* [Goal of the exercise]
Output the material below unchanged, apart from leaving out the pictures.

═════ Data listing ═════

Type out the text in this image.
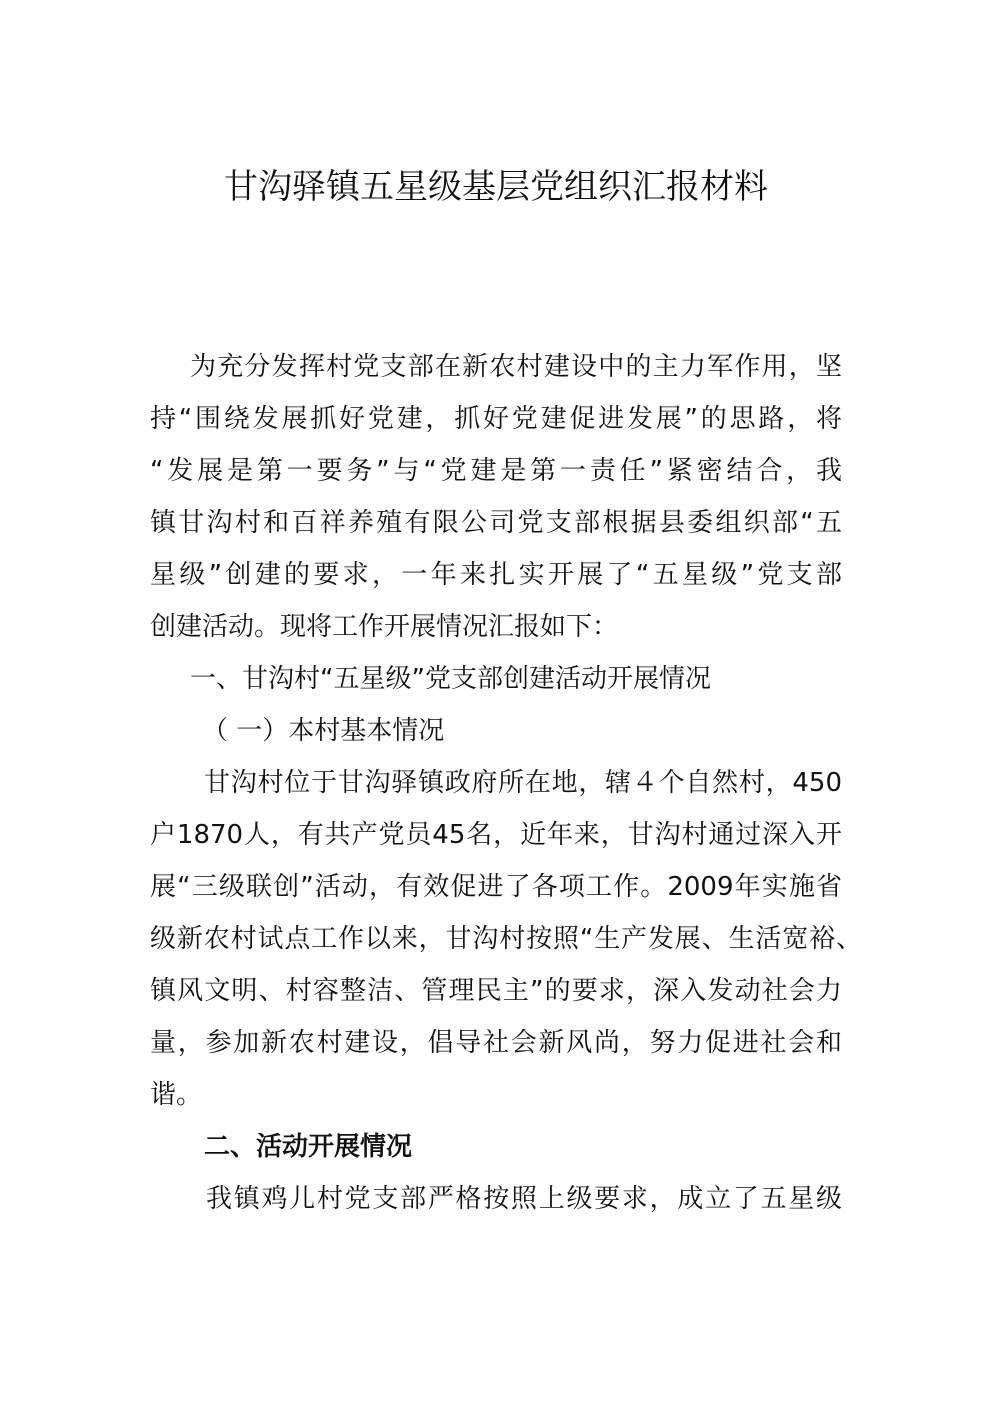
甘沟驿镇五星级基层党组织汇报材料

为充分发挥村党支部在新农村建设中的主力军作用，坚

持“围绕发展抓好党建，抓好党建促进发展”的思路，将

“发展是第一要务”与“党建是第一责任”紧密结合，我

镇甘沟村和百祥养殖有限公司党支部根据县委组织部“五

星级”创建的要求，一年来扎实开展了“五星级”党支部

创建活动。现将工作开展情况汇报如下：

一、甘沟村“五星级”党支部创建活动开展情况

（ 一）本村基本情况

甘沟村位于甘沟驿镇政府所在地，辖４个自然村，450

户1870人，有共产党员45名，近年来，甘沟村通过深入开

展“三级联创”活动，有效促进了各项工作。2009年实施省

级新农村试点工作以来，甘沟村按照“生产发展、生活宽裕、

镇风文明、村容整洁、管理民主”的要求，深入发动社会力

量，参加新农村建设，倡导社会新风尚，努力促进社会和

谐。

二、活动开展情况

我镇鸡儿村党支部严格按照上级要求，成立了五星级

═════

* [Response to the exercise]
Type out the text in this image.
甘沟驿镇五星级基层党组织汇报材料

为充分发挥村党支部在新农村建设中的主力军作用，坚

持“围绕发展抓好党建，抓好党建促进发展”的思路，将

“发展是第一要务”与“党建是第一责任”紧密结合，我

镇甘沟村和百祥养殖有限公司党支部根据县委组织部“五

星级”创建的要求，一年来扎实开展了“五星级”党支部

创建活动。现将工作开展情况汇报如下：

一、甘沟村“五星级”党支部创建活动开展情况

（ 一）本村基本情况

甘沟村位于甘沟驿镇政府所在地，辖４个自然村，450

户1870人，有共产党员45名，近年来，甘沟村通过深入开

展“三级联创”活动，有效促进了各项工作。2009年实施省

级新农村试点工作以来，甘沟村按照“生产发展、生活宽裕、

镇风文明、村容整洁、管理民主”的要求，深入发动社会力

量，参加新农村建设，倡导社会新风尚，努力促进社会和

谐。

二、活动开展情况

我镇鸡儿村党支部严格按照上级要求，成立了五星级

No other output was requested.